◆ **What you need to do**:
Search the data for the string "this" and extract every line where it appears.

[Dataset entries on figures]
-=-=-=-=-
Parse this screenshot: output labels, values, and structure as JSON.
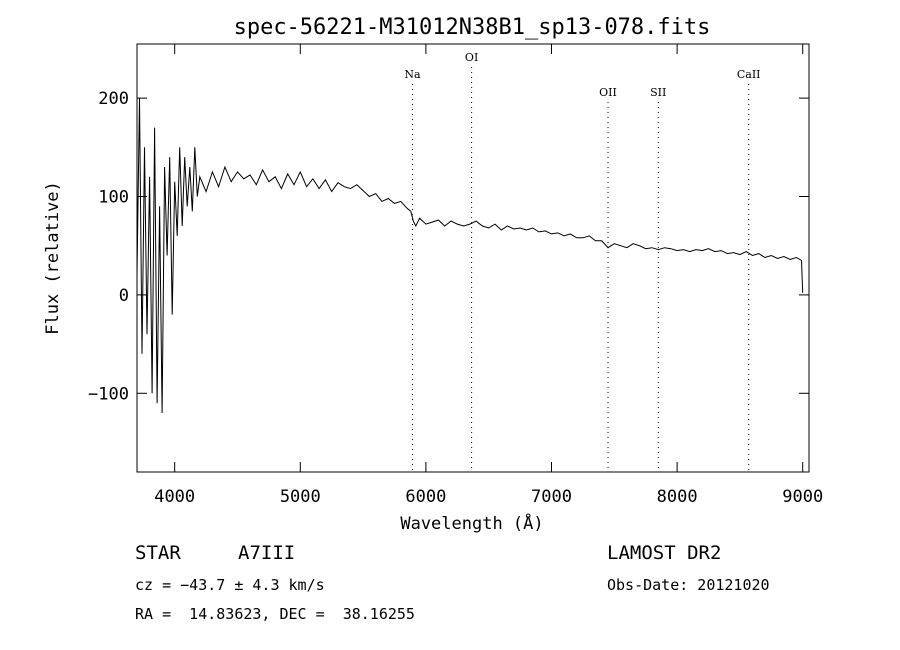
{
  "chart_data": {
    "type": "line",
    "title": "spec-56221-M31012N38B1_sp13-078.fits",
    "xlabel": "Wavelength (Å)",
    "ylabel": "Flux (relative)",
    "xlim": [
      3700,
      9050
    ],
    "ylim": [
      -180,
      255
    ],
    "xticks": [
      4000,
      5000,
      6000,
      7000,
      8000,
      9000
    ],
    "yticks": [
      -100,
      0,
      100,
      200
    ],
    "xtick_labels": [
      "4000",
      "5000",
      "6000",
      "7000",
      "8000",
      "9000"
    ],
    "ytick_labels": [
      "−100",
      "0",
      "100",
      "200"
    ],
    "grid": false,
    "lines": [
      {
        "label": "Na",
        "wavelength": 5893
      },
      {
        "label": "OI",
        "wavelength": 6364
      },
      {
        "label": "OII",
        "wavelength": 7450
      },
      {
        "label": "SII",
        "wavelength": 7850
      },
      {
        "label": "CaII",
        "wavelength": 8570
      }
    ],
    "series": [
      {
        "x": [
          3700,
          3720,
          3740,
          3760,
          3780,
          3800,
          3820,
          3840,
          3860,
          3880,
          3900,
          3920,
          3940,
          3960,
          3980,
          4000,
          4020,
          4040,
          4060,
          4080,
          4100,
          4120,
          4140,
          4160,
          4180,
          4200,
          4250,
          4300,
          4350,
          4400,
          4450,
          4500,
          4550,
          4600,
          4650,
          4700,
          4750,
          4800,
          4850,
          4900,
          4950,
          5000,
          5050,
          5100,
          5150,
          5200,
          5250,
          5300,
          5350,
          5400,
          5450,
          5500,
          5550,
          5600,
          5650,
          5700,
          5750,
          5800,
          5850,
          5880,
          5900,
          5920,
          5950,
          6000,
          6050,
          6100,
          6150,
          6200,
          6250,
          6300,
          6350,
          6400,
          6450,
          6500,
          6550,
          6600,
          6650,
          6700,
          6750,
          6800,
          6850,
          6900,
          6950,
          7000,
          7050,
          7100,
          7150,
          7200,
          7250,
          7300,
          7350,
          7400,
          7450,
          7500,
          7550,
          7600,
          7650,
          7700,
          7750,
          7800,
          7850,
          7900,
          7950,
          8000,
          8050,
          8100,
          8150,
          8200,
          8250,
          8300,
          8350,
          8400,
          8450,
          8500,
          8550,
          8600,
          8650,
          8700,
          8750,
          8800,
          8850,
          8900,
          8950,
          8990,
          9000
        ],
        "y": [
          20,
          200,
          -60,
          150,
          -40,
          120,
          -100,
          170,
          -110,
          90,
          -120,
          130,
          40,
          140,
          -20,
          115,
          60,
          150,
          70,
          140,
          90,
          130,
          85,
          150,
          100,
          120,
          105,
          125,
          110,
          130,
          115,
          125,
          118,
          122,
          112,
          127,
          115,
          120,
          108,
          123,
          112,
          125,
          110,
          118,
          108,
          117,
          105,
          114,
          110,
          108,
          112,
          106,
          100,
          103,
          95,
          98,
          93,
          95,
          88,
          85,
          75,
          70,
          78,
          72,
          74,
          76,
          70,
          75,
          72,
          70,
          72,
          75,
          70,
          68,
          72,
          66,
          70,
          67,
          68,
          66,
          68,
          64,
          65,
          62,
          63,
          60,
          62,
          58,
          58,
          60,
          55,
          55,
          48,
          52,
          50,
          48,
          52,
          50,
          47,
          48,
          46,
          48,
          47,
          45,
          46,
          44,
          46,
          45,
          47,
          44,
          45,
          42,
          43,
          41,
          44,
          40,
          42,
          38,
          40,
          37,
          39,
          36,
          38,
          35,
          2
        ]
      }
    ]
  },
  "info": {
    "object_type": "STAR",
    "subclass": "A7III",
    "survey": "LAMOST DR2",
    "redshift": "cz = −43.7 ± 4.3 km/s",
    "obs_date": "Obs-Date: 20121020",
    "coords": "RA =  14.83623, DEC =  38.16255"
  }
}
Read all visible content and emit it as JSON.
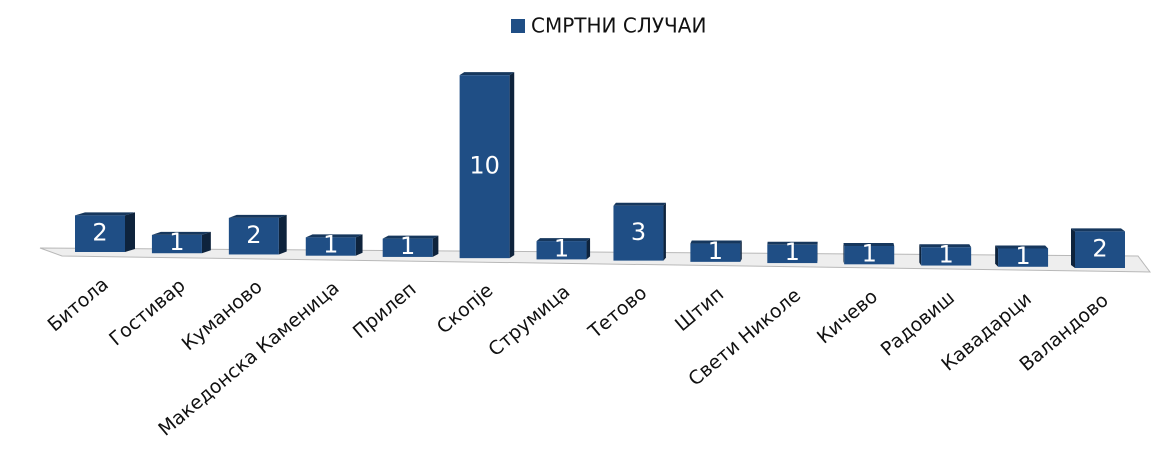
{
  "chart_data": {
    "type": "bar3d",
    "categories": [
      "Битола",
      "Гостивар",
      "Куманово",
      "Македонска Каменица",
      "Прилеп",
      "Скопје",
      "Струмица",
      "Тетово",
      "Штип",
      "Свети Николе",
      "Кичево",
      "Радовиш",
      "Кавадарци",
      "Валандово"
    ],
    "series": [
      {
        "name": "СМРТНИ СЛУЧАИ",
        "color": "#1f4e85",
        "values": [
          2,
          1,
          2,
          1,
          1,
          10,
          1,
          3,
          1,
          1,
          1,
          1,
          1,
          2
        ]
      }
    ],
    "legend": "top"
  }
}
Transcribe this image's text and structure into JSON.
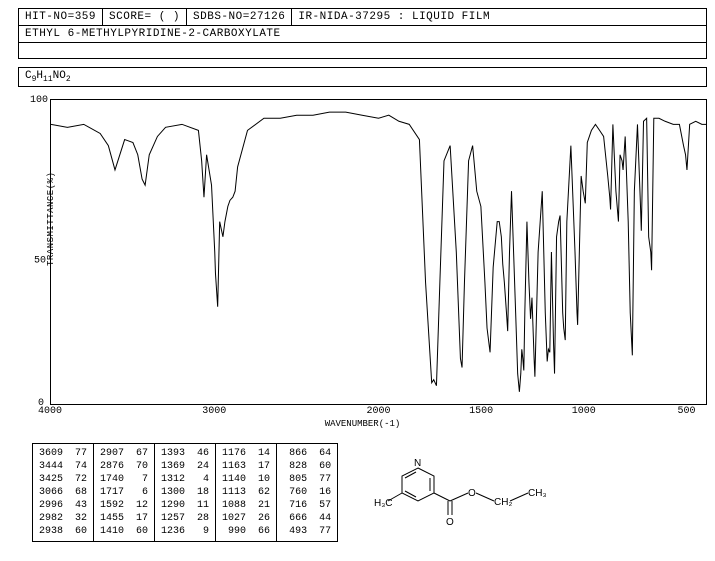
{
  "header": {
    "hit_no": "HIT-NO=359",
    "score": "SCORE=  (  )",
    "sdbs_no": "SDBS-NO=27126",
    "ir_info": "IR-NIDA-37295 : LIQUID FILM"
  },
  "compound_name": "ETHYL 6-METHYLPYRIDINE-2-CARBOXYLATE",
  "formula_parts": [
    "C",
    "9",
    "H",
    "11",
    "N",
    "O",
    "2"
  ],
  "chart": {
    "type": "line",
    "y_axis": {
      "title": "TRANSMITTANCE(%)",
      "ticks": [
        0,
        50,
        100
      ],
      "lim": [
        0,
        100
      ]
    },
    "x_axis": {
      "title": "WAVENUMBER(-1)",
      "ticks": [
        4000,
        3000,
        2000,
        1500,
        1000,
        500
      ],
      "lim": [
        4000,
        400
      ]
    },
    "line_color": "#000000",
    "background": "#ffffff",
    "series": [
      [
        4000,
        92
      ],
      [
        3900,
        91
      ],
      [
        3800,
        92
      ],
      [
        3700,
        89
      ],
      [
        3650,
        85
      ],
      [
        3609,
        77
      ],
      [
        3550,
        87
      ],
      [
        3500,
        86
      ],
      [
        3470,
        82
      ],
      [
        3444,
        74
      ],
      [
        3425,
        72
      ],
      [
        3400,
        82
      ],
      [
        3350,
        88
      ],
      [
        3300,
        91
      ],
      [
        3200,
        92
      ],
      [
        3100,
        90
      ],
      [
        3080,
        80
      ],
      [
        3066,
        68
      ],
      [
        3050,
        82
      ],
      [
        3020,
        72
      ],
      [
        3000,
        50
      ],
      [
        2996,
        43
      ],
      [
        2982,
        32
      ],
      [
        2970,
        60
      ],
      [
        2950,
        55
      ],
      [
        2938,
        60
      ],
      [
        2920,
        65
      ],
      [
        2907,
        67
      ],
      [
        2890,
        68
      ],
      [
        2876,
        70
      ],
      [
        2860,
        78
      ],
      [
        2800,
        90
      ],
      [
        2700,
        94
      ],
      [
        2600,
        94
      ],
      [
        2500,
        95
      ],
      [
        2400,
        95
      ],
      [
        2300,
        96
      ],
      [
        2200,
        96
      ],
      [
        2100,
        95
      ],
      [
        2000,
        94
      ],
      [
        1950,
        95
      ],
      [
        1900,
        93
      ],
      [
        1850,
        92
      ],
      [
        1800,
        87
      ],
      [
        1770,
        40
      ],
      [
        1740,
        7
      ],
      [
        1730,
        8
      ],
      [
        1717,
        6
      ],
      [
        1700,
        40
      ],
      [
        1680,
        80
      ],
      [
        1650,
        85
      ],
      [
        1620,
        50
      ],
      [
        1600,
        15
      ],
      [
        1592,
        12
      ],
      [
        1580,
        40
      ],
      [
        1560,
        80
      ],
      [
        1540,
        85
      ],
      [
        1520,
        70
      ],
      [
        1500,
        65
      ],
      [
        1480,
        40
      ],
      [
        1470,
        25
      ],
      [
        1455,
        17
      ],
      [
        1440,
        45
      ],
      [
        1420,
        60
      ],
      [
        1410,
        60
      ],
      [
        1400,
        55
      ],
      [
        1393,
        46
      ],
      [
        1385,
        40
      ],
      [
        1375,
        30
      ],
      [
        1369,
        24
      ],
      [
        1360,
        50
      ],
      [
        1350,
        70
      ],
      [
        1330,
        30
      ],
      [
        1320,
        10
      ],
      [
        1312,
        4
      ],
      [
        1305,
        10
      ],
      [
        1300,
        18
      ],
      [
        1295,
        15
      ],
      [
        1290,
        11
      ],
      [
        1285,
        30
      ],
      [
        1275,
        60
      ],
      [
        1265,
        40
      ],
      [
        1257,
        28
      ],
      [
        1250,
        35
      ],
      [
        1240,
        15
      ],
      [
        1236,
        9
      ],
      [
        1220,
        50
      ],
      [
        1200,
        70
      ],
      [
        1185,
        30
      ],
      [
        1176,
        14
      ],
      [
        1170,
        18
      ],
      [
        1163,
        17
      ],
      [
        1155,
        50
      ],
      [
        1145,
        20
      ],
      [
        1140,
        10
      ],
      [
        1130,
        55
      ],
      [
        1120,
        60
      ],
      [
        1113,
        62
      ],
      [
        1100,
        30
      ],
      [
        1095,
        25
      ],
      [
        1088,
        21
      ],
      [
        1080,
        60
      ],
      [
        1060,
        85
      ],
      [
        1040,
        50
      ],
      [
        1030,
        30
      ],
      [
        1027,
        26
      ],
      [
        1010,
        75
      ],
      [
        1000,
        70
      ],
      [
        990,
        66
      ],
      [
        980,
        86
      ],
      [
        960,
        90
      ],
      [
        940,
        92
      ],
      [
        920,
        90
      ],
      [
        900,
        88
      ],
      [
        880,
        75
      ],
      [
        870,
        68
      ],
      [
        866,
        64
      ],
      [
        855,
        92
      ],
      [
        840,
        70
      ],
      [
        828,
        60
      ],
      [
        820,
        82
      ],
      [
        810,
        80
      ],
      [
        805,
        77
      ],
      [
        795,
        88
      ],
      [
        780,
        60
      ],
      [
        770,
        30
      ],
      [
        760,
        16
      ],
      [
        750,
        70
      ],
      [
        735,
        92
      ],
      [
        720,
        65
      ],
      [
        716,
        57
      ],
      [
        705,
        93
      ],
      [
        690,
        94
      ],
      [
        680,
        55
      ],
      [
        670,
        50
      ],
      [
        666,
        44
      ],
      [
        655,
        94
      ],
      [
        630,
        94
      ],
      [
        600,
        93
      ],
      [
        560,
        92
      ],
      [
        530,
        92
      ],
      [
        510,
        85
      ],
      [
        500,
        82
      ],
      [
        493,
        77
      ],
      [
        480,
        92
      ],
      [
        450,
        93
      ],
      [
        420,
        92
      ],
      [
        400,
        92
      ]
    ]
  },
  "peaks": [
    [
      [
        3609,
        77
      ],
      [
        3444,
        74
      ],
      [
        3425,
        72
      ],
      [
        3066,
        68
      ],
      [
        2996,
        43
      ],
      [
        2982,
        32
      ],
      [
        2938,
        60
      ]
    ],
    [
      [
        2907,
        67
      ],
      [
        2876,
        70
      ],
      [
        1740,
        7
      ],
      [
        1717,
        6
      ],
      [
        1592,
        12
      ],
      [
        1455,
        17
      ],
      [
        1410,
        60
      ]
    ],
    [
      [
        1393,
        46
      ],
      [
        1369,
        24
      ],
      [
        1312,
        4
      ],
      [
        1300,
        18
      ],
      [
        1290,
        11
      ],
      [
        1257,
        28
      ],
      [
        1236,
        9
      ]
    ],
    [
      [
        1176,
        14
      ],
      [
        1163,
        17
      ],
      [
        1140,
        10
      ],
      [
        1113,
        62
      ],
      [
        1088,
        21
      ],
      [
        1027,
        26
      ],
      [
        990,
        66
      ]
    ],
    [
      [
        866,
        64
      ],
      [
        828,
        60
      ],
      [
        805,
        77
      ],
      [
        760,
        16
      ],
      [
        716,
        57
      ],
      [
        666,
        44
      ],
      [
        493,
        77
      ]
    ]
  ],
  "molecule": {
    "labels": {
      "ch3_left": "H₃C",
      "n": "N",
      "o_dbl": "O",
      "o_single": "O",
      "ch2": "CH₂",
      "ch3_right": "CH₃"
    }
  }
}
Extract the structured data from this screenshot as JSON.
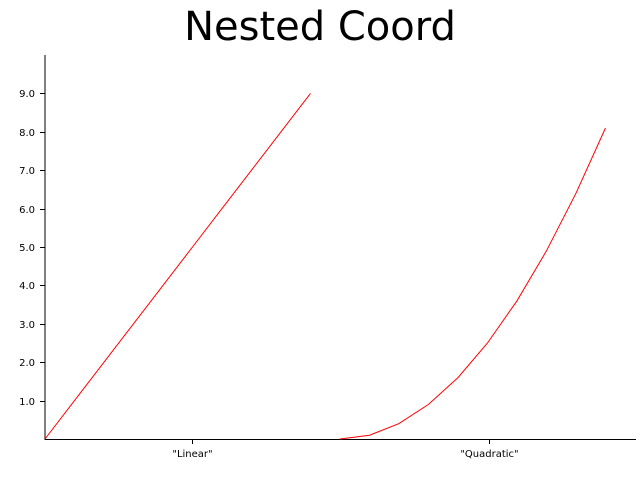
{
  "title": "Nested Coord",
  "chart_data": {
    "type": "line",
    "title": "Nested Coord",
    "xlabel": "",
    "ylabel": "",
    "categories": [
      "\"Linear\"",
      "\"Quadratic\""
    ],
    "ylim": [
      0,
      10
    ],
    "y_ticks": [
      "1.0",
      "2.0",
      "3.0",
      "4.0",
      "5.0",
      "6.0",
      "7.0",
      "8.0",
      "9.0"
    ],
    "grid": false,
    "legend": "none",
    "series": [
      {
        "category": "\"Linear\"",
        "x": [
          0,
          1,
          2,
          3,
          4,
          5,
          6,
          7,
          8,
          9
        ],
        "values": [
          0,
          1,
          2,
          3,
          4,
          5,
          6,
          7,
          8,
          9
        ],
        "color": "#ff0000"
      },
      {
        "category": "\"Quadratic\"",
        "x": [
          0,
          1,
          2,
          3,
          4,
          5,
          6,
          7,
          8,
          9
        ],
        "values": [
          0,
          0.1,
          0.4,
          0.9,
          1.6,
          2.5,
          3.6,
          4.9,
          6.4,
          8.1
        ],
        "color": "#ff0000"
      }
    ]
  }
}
-=-=-=-=-
◆ **Written solution**:
Parse this screenshot: output labels, values, and structure as JSON.
Transcribe this image's text and structure into JSON.
Extract the structured data from this screenshot as JSON.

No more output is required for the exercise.